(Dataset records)
***

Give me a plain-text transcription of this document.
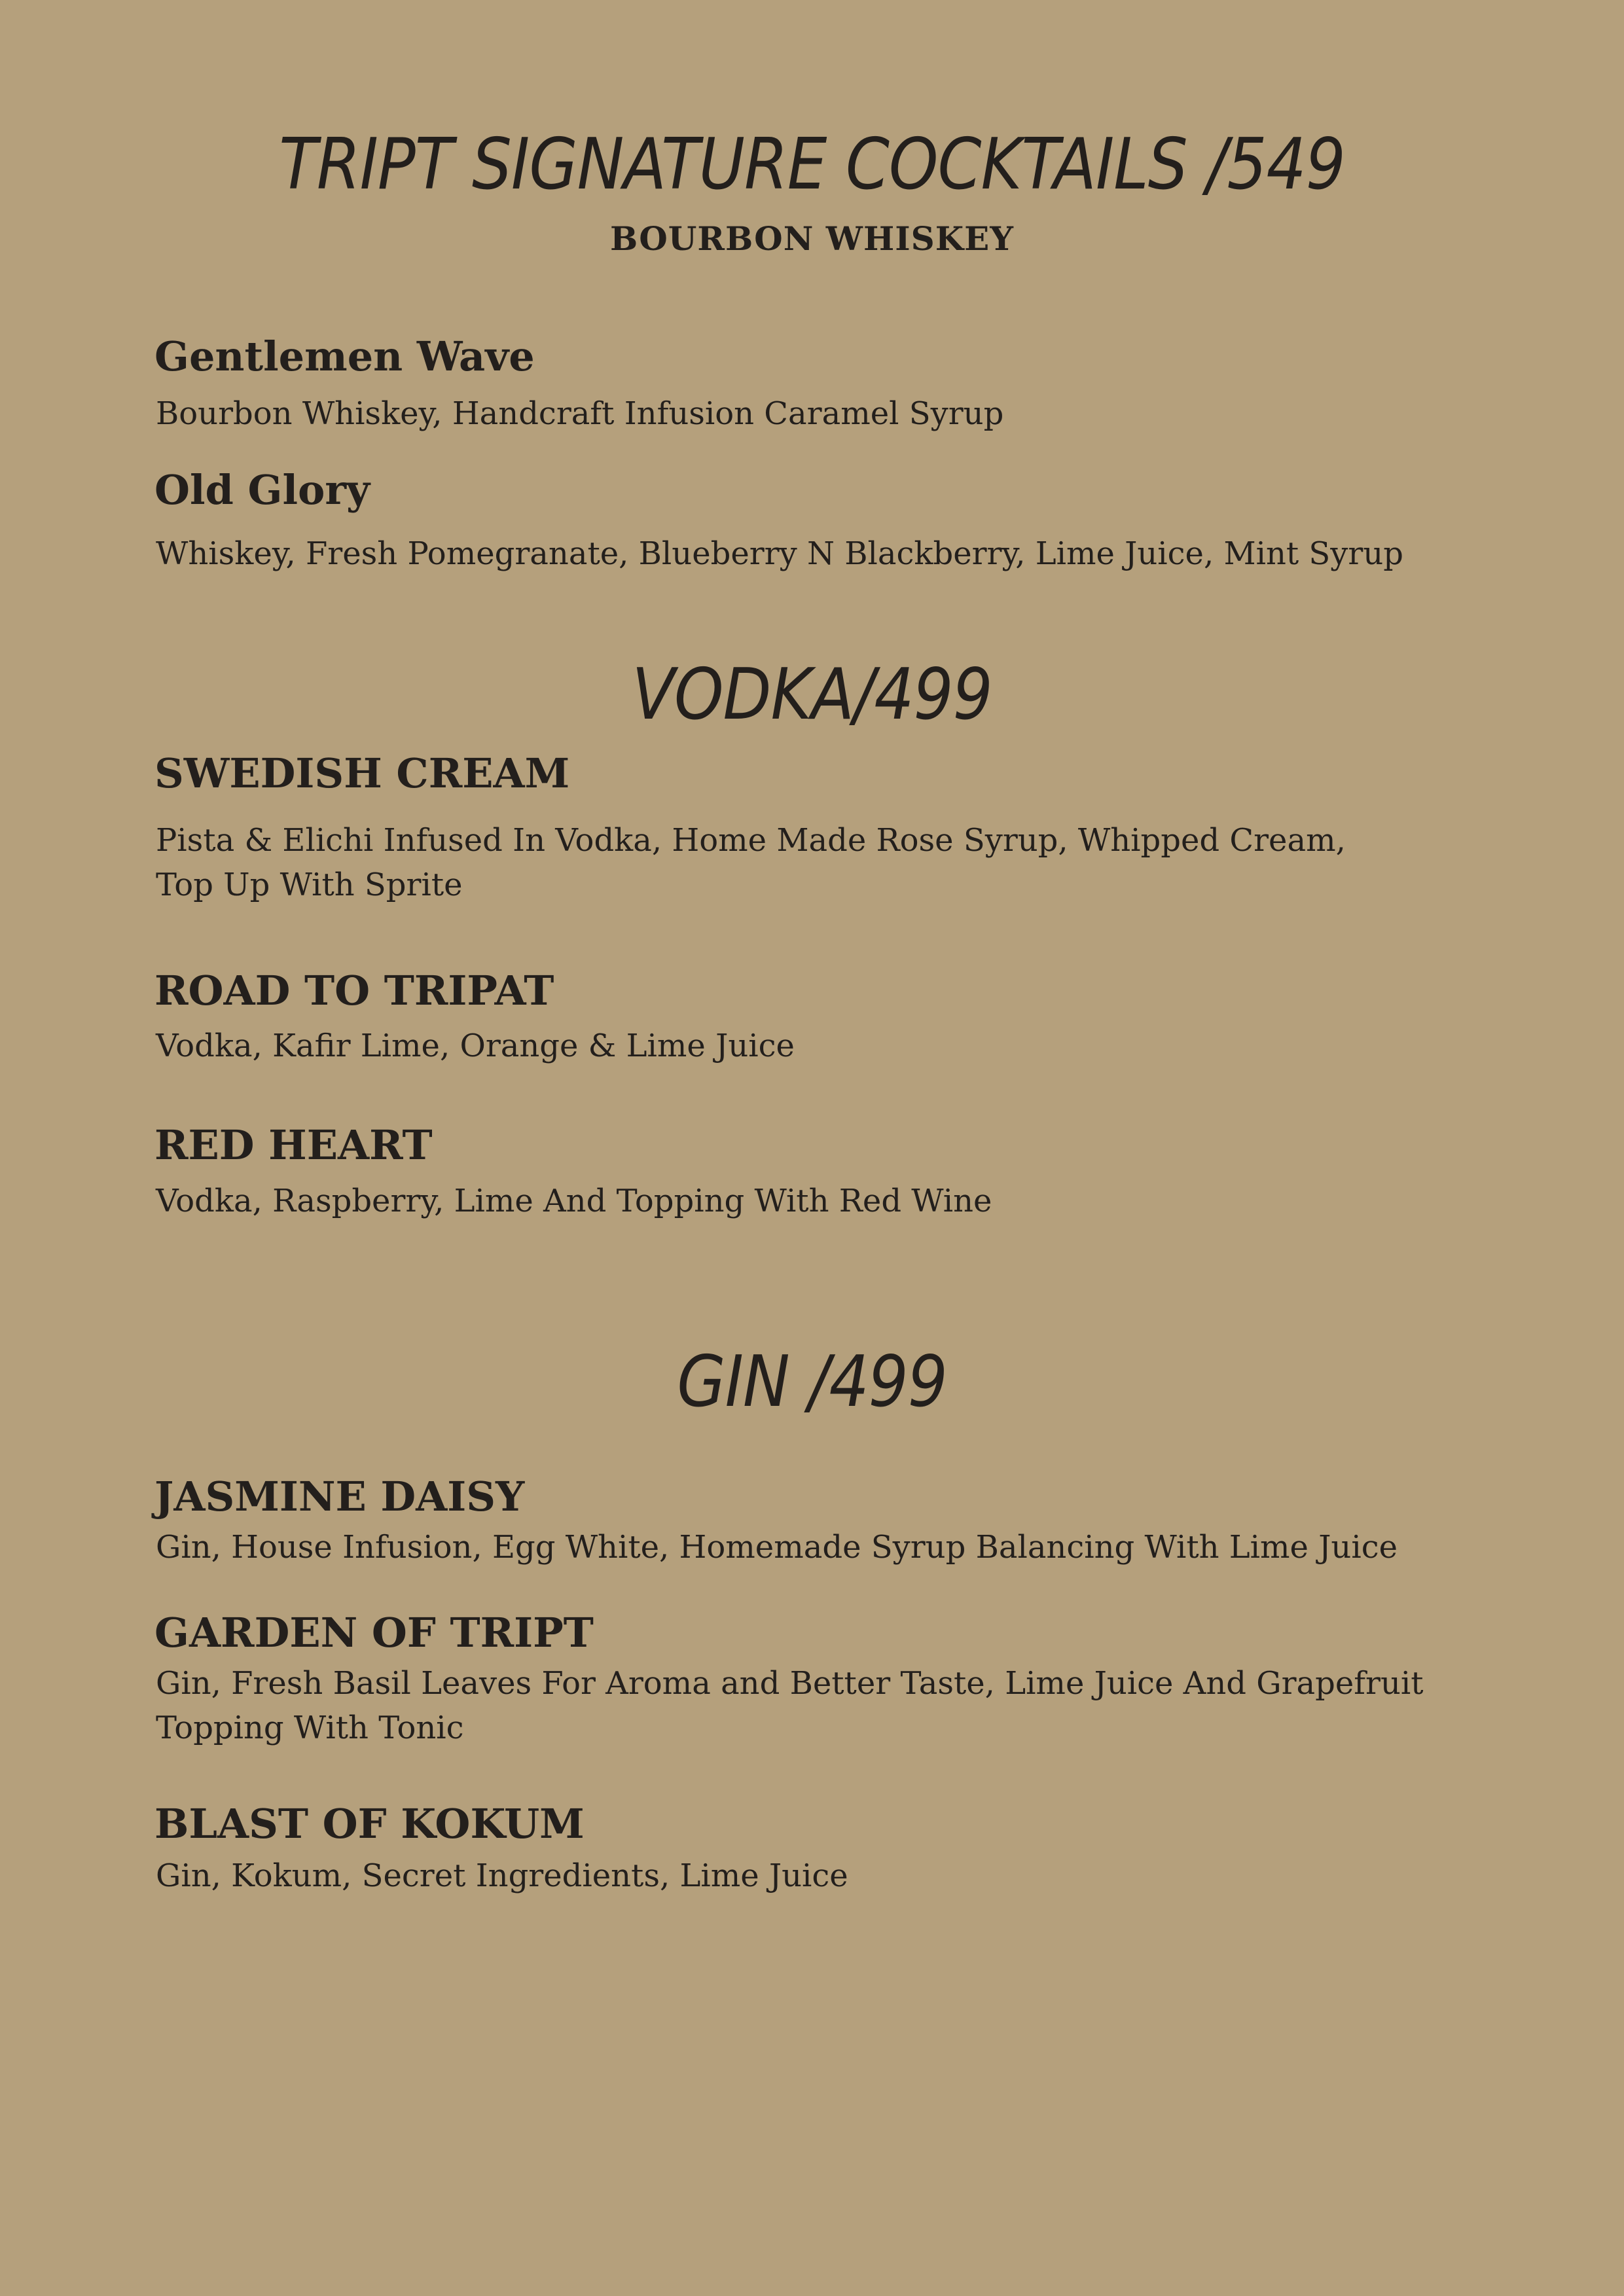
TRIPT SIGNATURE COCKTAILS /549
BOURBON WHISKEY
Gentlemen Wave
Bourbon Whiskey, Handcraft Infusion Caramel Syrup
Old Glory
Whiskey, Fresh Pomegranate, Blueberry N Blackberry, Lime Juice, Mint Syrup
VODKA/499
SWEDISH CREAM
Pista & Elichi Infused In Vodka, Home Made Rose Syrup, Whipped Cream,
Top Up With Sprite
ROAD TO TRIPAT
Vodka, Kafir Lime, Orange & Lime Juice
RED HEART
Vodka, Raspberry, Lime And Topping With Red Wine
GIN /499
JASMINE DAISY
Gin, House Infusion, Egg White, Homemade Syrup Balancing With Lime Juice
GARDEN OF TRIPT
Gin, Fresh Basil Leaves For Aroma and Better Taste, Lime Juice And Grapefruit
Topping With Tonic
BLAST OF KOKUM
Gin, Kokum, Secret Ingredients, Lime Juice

***

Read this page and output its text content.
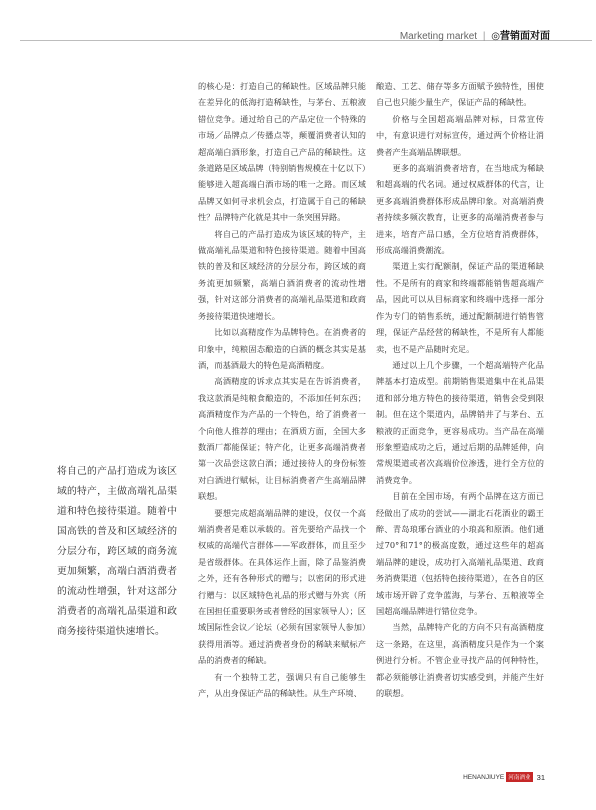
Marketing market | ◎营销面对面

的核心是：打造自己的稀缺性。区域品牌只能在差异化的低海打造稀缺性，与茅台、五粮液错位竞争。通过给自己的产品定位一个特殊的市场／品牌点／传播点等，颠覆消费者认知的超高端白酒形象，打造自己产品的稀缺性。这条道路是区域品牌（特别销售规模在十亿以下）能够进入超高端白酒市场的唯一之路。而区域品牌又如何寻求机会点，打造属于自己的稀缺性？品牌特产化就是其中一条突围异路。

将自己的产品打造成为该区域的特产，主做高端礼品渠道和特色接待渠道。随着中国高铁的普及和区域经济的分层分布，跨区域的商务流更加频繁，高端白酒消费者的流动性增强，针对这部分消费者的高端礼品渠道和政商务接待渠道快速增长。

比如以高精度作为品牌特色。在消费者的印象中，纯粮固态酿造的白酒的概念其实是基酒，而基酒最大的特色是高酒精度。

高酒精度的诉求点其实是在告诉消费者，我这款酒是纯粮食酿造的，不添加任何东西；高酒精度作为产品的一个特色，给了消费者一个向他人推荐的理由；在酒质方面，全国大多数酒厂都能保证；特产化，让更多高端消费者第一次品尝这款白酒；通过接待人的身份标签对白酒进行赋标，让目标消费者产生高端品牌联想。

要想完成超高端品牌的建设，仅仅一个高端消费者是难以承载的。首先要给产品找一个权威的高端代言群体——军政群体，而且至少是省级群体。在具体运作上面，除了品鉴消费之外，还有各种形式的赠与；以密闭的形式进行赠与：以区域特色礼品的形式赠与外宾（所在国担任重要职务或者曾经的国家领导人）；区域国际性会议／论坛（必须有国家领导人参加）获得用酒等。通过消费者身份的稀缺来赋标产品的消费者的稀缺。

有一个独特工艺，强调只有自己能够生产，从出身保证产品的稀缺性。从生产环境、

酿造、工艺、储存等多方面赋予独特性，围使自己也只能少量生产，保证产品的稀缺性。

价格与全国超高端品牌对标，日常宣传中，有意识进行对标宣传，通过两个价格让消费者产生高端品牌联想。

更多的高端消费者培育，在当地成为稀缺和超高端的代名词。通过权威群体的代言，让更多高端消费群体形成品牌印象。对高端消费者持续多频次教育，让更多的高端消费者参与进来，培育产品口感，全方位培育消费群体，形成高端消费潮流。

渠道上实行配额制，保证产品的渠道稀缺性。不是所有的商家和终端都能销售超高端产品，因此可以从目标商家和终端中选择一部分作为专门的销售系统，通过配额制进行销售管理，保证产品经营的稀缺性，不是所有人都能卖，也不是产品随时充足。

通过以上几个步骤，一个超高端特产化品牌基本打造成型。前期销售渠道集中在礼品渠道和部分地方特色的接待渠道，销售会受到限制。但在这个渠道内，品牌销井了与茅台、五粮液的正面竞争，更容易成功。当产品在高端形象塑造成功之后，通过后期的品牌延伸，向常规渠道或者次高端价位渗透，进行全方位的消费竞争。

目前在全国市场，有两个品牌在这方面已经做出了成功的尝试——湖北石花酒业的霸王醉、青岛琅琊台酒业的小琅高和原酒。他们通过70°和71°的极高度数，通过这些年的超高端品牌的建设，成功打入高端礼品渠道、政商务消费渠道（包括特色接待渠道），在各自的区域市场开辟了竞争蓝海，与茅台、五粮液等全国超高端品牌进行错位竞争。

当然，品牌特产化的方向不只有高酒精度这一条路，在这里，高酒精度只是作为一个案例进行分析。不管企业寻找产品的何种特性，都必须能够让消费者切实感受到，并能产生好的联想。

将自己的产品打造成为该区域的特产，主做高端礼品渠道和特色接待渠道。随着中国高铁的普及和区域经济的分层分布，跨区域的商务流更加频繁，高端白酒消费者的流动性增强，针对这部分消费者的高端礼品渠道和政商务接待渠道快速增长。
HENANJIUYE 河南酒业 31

***

=== TASK BRIEF ===
Which lines above contain "With"? Show each of them.

=== FINAL RESULT ===
Top Up With Sprite
Vodka, Raspberry, Lime And Topping With Red Wine
Gin, House Infusion, Egg White, Homemade Syrup Balancing With Lime Juice
Topping With Tonic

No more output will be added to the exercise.